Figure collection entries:
-=-=-=-=-
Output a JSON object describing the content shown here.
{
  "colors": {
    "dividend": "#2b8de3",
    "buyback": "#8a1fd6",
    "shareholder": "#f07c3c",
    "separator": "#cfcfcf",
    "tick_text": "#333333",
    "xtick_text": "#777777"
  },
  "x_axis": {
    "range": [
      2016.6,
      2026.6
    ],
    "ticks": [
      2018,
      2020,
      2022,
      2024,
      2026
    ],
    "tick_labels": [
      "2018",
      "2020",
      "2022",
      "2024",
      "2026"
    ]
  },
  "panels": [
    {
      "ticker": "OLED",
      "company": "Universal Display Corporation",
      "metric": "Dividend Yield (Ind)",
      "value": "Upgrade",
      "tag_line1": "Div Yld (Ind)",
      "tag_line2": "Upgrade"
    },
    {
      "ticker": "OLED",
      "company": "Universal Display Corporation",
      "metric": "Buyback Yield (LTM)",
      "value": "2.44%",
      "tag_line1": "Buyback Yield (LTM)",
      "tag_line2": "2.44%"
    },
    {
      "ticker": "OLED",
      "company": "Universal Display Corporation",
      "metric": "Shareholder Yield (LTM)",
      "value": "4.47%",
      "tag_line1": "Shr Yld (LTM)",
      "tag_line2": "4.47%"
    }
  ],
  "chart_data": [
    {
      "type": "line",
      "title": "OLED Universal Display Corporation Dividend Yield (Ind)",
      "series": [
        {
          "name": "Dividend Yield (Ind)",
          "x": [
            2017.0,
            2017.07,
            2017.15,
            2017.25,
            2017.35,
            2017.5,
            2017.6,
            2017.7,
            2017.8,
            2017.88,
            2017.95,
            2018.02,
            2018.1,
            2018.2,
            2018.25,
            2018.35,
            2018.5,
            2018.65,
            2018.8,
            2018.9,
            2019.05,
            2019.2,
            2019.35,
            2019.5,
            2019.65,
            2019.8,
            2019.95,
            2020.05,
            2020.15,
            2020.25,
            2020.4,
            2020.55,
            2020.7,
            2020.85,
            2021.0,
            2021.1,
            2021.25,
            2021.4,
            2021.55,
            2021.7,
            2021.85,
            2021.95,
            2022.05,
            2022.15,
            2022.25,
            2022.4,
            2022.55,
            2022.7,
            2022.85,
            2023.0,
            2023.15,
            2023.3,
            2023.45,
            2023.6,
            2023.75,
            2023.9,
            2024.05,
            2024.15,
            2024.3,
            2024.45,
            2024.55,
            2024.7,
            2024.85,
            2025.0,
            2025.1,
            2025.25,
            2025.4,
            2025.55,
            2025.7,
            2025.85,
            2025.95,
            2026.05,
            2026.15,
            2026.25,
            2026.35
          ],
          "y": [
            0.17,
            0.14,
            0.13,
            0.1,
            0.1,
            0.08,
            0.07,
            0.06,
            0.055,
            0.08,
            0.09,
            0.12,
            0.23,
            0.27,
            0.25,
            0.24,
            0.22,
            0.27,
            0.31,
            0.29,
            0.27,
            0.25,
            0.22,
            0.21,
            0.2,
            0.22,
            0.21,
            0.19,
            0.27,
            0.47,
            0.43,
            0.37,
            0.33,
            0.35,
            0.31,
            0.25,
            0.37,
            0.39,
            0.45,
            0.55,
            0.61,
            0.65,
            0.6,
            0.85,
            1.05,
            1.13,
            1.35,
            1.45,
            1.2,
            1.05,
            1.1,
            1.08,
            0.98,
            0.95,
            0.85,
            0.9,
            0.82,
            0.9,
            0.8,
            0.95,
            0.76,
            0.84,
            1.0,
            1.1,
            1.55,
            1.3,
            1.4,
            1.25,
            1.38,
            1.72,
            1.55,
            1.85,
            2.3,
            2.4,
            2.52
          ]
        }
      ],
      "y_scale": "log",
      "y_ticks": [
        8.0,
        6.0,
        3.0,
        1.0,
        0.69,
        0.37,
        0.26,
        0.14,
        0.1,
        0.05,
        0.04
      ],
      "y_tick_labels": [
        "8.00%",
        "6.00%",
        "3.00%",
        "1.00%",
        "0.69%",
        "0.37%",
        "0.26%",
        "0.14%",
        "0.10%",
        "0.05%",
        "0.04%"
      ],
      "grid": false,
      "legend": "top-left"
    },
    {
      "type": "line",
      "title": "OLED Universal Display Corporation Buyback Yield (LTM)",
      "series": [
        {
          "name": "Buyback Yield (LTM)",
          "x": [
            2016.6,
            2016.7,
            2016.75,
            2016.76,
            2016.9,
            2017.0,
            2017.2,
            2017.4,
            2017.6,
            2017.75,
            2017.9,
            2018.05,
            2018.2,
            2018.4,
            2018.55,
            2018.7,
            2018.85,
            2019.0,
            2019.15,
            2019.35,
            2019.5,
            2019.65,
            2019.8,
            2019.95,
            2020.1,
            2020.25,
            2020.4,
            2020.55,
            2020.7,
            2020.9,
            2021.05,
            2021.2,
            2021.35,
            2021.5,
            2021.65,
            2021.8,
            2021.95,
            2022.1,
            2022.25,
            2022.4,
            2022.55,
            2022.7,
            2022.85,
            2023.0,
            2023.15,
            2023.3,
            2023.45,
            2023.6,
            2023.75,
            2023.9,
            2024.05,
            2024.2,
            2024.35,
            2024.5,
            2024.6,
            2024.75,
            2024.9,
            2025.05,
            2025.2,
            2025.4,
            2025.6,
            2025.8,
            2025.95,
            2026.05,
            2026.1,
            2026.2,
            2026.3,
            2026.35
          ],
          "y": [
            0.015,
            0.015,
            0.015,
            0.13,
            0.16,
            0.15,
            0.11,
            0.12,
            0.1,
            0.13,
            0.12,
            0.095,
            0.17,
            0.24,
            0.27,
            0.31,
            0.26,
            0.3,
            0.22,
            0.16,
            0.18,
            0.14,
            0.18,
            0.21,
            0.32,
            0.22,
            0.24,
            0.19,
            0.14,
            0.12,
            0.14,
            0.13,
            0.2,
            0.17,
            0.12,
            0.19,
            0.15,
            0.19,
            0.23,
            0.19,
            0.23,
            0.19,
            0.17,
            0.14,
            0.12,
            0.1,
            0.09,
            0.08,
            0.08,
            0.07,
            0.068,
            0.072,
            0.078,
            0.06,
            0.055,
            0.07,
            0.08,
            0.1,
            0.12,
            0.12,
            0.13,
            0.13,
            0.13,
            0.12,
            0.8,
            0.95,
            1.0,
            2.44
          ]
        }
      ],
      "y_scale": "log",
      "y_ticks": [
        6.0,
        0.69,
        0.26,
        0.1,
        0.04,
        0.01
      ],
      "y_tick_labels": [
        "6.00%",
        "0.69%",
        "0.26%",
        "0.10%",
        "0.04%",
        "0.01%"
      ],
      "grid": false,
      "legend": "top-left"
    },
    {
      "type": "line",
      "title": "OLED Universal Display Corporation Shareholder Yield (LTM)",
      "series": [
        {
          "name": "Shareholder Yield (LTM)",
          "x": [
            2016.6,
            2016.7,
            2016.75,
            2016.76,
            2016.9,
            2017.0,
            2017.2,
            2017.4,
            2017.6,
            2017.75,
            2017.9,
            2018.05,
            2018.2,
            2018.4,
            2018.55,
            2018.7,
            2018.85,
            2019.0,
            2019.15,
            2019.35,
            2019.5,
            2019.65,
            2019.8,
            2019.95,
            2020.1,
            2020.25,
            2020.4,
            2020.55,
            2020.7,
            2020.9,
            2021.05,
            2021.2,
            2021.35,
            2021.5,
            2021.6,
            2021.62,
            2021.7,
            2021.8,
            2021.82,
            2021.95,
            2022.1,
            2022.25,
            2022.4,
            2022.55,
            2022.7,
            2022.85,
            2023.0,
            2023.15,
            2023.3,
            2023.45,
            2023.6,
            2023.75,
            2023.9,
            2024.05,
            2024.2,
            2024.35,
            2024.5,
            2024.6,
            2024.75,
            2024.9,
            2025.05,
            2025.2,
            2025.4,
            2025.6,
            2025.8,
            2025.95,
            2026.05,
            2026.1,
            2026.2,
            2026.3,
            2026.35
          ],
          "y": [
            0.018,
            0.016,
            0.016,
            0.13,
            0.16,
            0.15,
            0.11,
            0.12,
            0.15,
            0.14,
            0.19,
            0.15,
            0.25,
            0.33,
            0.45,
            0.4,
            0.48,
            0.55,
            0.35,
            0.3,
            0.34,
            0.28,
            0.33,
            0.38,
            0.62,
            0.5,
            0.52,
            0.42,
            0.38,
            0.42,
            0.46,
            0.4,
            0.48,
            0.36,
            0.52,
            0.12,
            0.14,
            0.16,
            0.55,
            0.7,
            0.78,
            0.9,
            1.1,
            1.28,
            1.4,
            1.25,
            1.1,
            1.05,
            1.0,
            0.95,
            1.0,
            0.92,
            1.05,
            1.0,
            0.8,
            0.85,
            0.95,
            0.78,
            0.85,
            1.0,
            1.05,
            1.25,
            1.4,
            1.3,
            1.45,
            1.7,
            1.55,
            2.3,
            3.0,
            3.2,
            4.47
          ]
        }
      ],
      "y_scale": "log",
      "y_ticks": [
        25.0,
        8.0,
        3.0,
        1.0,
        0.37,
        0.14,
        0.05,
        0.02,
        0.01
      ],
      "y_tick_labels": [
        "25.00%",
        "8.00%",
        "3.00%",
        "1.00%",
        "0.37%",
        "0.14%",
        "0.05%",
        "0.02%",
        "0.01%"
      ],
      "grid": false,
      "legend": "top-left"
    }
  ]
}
-=-=-=-=-
**The task:**
Each line in the data that holds the string "metric" should be found and copied.

**Exercise result:**
      "metric": "Dividend Yield (Ind)",
      "metric": "Buyback Yield (LTM)",
      "metric": "Shareholder Yield (LTM)",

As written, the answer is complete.